Les humains vivent plus longtemps dans le monde entier. Bien qu’il y ait eu des hauts et des bas évidents, l’espérance de vie à la naissance a globalement augmenté de façon constante depuis de nombreuses années. Elle a plus que doublé au cours des deux derniers siècles.
Cette augmentation était auparavant portée par la réduction de la mortalité infantile. Mais depuis les années 1950 environ, le principal moteur est la réduction de la mortalité à des âges plus avancés. En Suède, par exemple, où les données démographiques nationales sont collectées depuis le milieu du XVIe siècle et sont d’une très grande qualité, la durée de vie maximale augmente depuis près de 150 ans. L’allongement de la durée de vie a été observé dans de nombreux autres pays, notamment en Europe occidentale, en Amérique du Nord et au Japon.

Exercice court 1: Relevez tous les pays et régions du monde nommés dans l'extrait sur l'espérance de vie.
Exercice court 2: Poursuivez l'extrait sur l'allongement de l'espérance de vie à partir de sa dernière phrase.
Les lignes qui suivent sont sans rapport avec l'extrait.

[Entrées de données extraites]
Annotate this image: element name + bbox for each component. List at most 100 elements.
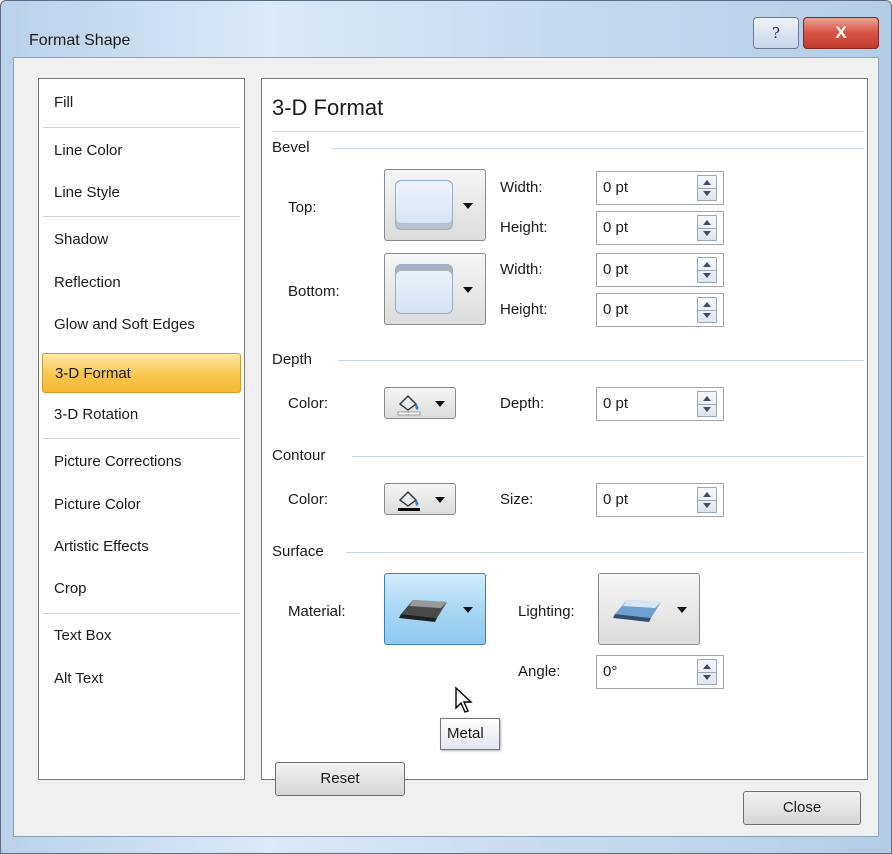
nav-item-text-box[interactable]: Text Box bbox=[42, 616, 241, 656]
depth-color-dropdown[interactable] bbox=[384, 387, 456, 419]
bevel-bottom-label: Bottom: bbox=[288, 283, 340, 300]
nav-separator bbox=[43, 127, 240, 128]
depth-label: Depth: bbox=[500, 395, 545, 412]
help-button[interactable]: ? bbox=[753, 17, 799, 49]
spin-arrows[interactable] bbox=[697, 175, 717, 201]
bevel-divider bbox=[332, 148, 864, 149]
nav-separator bbox=[43, 613, 240, 614]
bevel-bottom-width-value: 0 pt bbox=[603, 261, 629, 278]
material-label: Material: bbox=[288, 603, 346, 620]
spin-down-icon[interactable] bbox=[703, 407, 711, 412]
bevel-top-dropdown[interactable] bbox=[384, 169, 486, 241]
contour-size-label: Size: bbox=[500, 491, 534, 508]
bevel-top-height-spinner[interactable]: 0 pt bbox=[596, 211, 724, 245]
spin-arrows[interactable] bbox=[697, 297, 717, 323]
nav-item-shadow[interactable]: Shadow bbox=[42, 220, 241, 260]
contour-color-label: Color: bbox=[288, 491, 329, 508]
bevel-bottom-width-spinner[interactable]: 0 pt bbox=[596, 253, 724, 287]
bevel-top-height-value: 0 pt bbox=[603, 219, 629, 236]
depth-value: 0 pt bbox=[603, 395, 629, 412]
nav-item-glow-soft-edges[interactable]: Glow and Soft Edges bbox=[42, 305, 241, 345]
material-tooltip: Metal bbox=[440, 718, 500, 750]
spin-down-icon[interactable] bbox=[703, 675, 711, 680]
contour-divider bbox=[352, 456, 864, 457]
chevron-down-icon bbox=[435, 497, 445, 503]
nav-item-line-color[interactable]: Line Color bbox=[42, 131, 241, 171]
spin-arrows[interactable] bbox=[697, 215, 717, 241]
nav-separator bbox=[43, 438, 240, 439]
nav-item-3d-rotation[interactable]: 3-D Rotation bbox=[42, 395, 241, 435]
spin-down-icon[interactable] bbox=[703, 231, 711, 236]
chevron-down-icon bbox=[435, 401, 445, 407]
depth-spinner[interactable]: 0 pt bbox=[596, 387, 724, 421]
spin-up-icon[interactable] bbox=[703, 220, 711, 225]
bevel-bottom-width-label: Width: bbox=[500, 261, 543, 278]
paint-bucket-icon bbox=[397, 395, 421, 416]
paint-bucket-icon bbox=[398, 491, 420, 511]
spin-arrows[interactable] bbox=[697, 659, 717, 685]
spin-arrows[interactable] bbox=[697, 391, 717, 417]
nav-item-picture-corrections[interactable]: Picture Corrections bbox=[42, 442, 241, 482]
spin-up-icon[interactable] bbox=[703, 396, 711, 401]
spin-arrows[interactable] bbox=[697, 487, 717, 513]
nav-item-picture-color[interactable]: Picture Color bbox=[42, 485, 241, 525]
bevel-top-width-spinner[interactable]: 0 pt bbox=[596, 171, 724, 205]
bevel-heading: Bevel bbox=[272, 139, 310, 156]
close-icon: X bbox=[835, 23, 847, 42]
chevron-down-icon bbox=[677, 607, 687, 613]
title-close-button[interactable]: X bbox=[803, 17, 879, 49]
bevel-top-width-value: 0 pt bbox=[603, 179, 629, 196]
nav-item-reflection[interactable]: Reflection bbox=[42, 263, 241, 303]
bevel-bottom-dropdown[interactable] bbox=[384, 253, 486, 325]
help-icon: ? bbox=[771, 24, 781, 42]
category-list: Fill Line Color Line Style Shadow Reflec… bbox=[38, 78, 245, 780]
nav-item-line-style[interactable]: Line Style bbox=[42, 173, 241, 213]
bevel-bottom-height-spinner[interactable]: 0 pt bbox=[596, 293, 724, 327]
spin-down-icon[interactable] bbox=[703, 313, 711, 318]
spin-up-icon[interactable] bbox=[703, 664, 711, 669]
lighting-preview-icon bbox=[613, 600, 661, 622]
spin-up-icon[interactable] bbox=[703, 492, 711, 497]
surface-heading: Surface bbox=[272, 543, 324, 560]
lighting-dropdown[interactable] bbox=[598, 573, 700, 645]
dialog-title: Format Shape bbox=[29, 32, 131, 49]
material-preview-icon bbox=[399, 600, 447, 622]
panel-title: 3-D Format bbox=[272, 95, 384, 120]
mouse-pointer-icon bbox=[455, 686, 473, 713]
format-shape-dialog: Format Shape ? X Fill Line Color Line St… bbox=[0, 0, 892, 854]
spin-up-icon[interactable] bbox=[703, 302, 711, 307]
nav-item-crop[interactable]: Crop bbox=[42, 569, 241, 609]
spin-up-icon[interactable] bbox=[703, 262, 711, 267]
bevel-bottom-preview bbox=[395, 264, 453, 314]
angle-value: 0° bbox=[603, 663, 618, 680]
contour-size-spinner[interactable]: 0 pt bbox=[596, 483, 724, 517]
depth-divider bbox=[338, 360, 864, 361]
nav-separator bbox=[43, 216, 240, 217]
dialog-body: Fill Line Color Line Style Shadow Reflec… bbox=[13, 57, 879, 837]
bevel-top-height-label: Height: bbox=[500, 219, 548, 236]
spin-down-icon[interactable] bbox=[703, 191, 711, 196]
nav-item-fill[interactable]: Fill bbox=[42, 83, 241, 123]
contour-heading: Contour bbox=[272, 447, 326, 464]
spin-arrows[interactable] bbox=[697, 257, 717, 283]
chevron-down-icon bbox=[463, 203, 473, 209]
angle-label: Angle: bbox=[518, 663, 561, 680]
spin-down-icon[interactable] bbox=[703, 503, 711, 508]
contour-color-dropdown[interactable] bbox=[384, 483, 456, 515]
chevron-down-icon bbox=[463, 607, 473, 613]
nav-item-alt-text[interactable]: Alt Text bbox=[42, 659, 241, 699]
nav-item-artistic-effects[interactable]: Artistic Effects bbox=[42, 527, 241, 567]
nav-item-3d-format[interactable]: 3-D Format bbox=[42, 353, 241, 393]
chevron-down-icon bbox=[463, 287, 473, 293]
reset-button[interactable]: Reset bbox=[275, 762, 405, 796]
material-dropdown[interactable] bbox=[384, 573, 486, 645]
depth-heading: Depth bbox=[272, 351, 313, 368]
close-button[interactable]: Close bbox=[743, 791, 861, 825]
angle-spinner[interactable]: 0° bbox=[596, 655, 724, 689]
bevel-bottom-height-label: Height: bbox=[500, 301, 548, 318]
bevel-bottom-height-value: 0 pt bbox=[603, 301, 629, 318]
spin-down-icon[interactable] bbox=[703, 273, 711, 278]
contour-size-value: 0 pt bbox=[603, 491, 629, 508]
spin-up-icon[interactable] bbox=[703, 180, 711, 185]
title-divider bbox=[272, 131, 864, 132]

Réponse rédigée 1: Suède, Europe occidentale, Amérique du Nord, Japon.

Réponse rédigée 2:
Ce phénomène a contribué à une augmentation rapide du nombre de personnes très âgées – celles qui vivent jusqu’à 100, 110 ans, voire plus. Le premier supercentenaire vérifié (âgé de 110 ans et plus) était Geert Adrians-Boomgaard, qui est mort en 1899 à l’âge de 110 ans et quatre mois. Son record a été battu par d’autres depuis. La première femme supercentenaire vérifiée, Margaret Ann Neve, est décédée en 1903 à l’âge de 110 ans et dix mois, et a détenu le record pendant près de 23 ans. Delina Filkins est décédée en 1928 à l’âge de 113 ans et sept mois. Elle a conservé le record pendant un peu plus de 52 ans.
La détentrice actuelle du record est la Française Jeanne Calment, décédée le 4 août 1997 à l’âge de 122 ans et cinq mois. Malgré l’augmentation quasi exponentielle du nombre de supercentenaires depuis le début des années 1970, son record tient bon – mais il est peu probable qu’elle le tienne encore longtemps.
Survivre au-delà de 100 ans
Bien que ces tendances à la hausse de la durée de vie soient répandues, elles ne sont pas une évidence. Les récentes améliorations de la mortalité au Danemark après une période de stagnation ont conduit à soupçonner que la durée de vie des centenaires pourrait y augmenter. Ceci est plutôt différent de ce qui a été récemment observé en Suède, où l’on a constaté un certain ralentissement aux âges les plus élevés.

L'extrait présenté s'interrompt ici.